◆ What the task asks
The material below should be written out in full and exactly; pictures stay out of the copy.

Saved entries
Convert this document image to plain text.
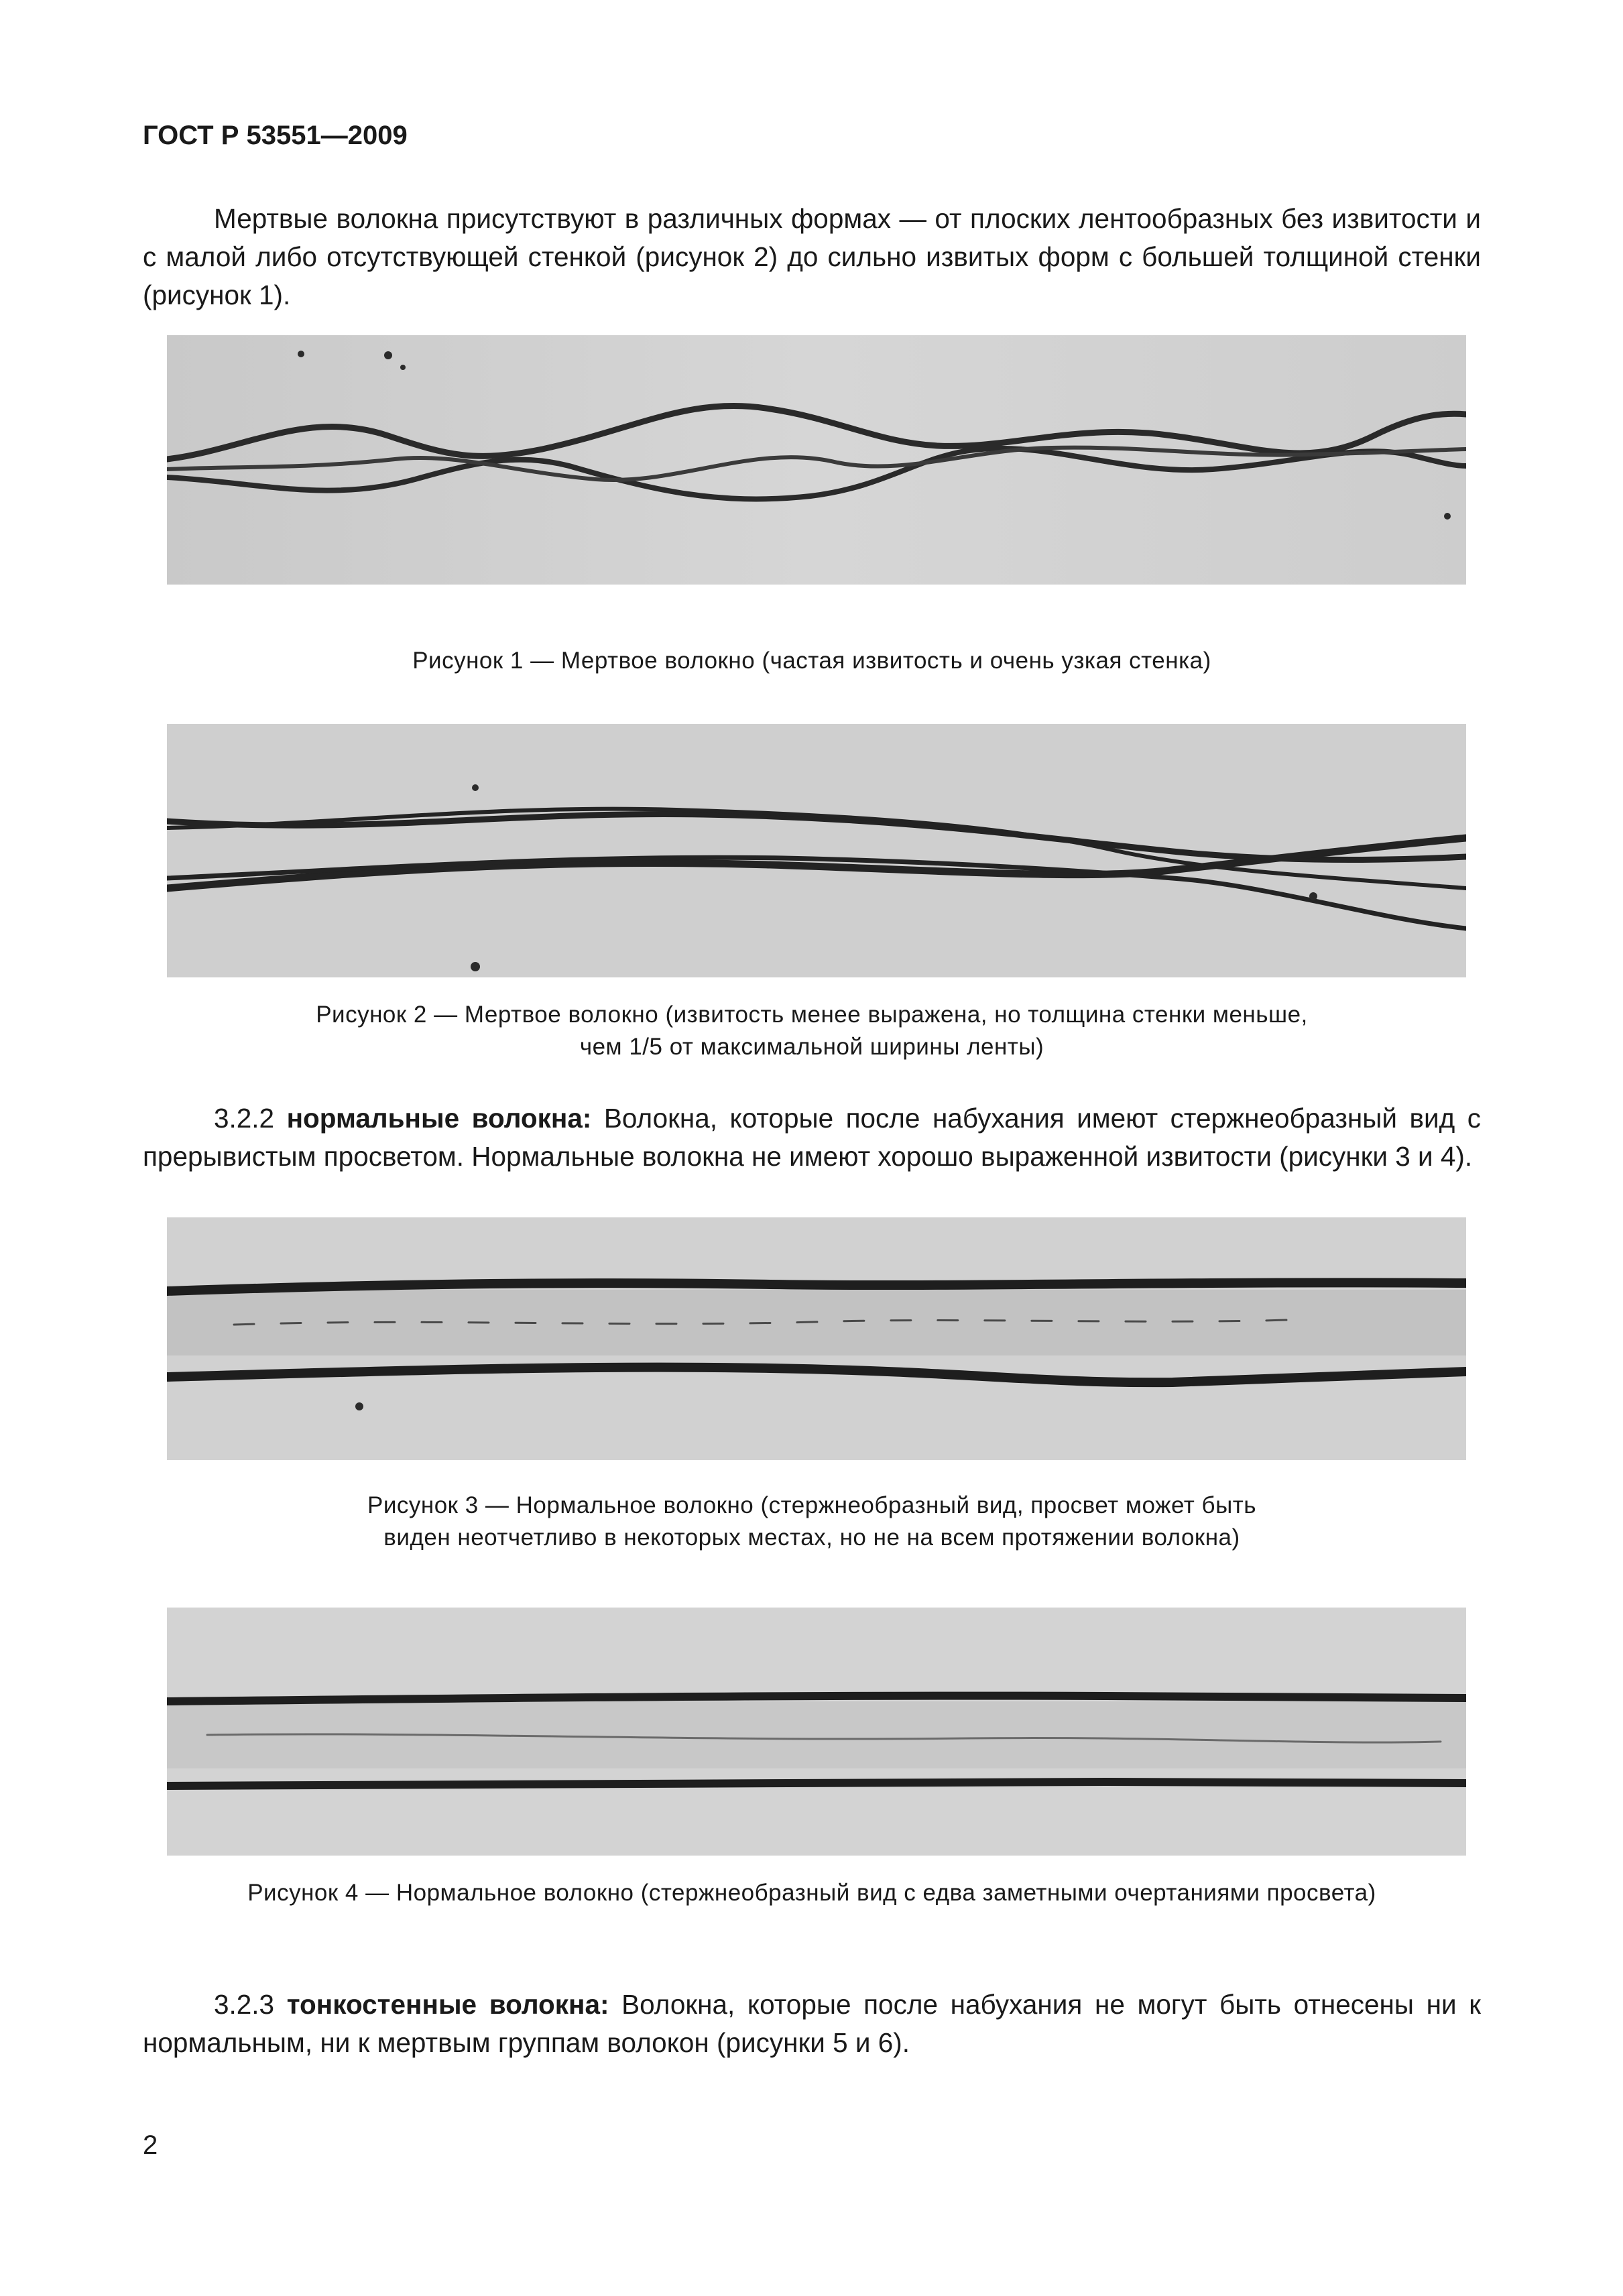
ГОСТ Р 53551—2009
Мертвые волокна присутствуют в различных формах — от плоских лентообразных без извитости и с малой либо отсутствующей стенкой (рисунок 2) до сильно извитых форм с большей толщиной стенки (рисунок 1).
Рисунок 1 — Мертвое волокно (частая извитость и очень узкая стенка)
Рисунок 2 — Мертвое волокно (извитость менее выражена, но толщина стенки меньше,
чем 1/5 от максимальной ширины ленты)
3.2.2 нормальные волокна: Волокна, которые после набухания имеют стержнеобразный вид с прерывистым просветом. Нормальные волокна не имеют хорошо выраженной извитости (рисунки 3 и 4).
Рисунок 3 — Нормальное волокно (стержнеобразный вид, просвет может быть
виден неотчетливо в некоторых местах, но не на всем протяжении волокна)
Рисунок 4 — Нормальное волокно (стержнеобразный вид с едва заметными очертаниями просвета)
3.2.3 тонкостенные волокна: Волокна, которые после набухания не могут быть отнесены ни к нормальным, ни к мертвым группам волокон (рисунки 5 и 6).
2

◆ Completed exercise
Convert this document image to plain text.
ГОСТ Р 53551—2009
Мертвые волокна присутствуют в различных формах — от плоских лентообразных без извитости и с малой либо отсутствующей стенкой (рисунок 2) до сильно извитых форм с большей толщиной стенки (рисунок 1).
Рисунок 1 — Мертвое волокно (частая извитость и очень узкая стенка)
Рисунок 2 — Мертвое волокно (извитость менее выражена, но толщина стенки меньше,
чем 1/5 от максимальной ширины ленты)
3.2.2 нормальные волокна: Волокна, которые после набухания имеют стержнеобразный вид с прерывистым просветом. Нормальные волокна не имеют хорошо выраженной извитости (рисунки 3 и 4).
Рисунок 3 — Нормальное волокно (стержнеобразный вид, просвет может быть
виден неотчетливо в некоторых местах, но не на всем протяжении волокна)
Рисунок 4 — Нормальное волокно (стержнеобразный вид с едва заметными очертаниями просвета)
3.2.3 тонкостенные волокна: Волокна, которые после набухания не могут быть отнесены ни к нормальным, ни к мертвым группам волокон (рисунки 5 и 6).
2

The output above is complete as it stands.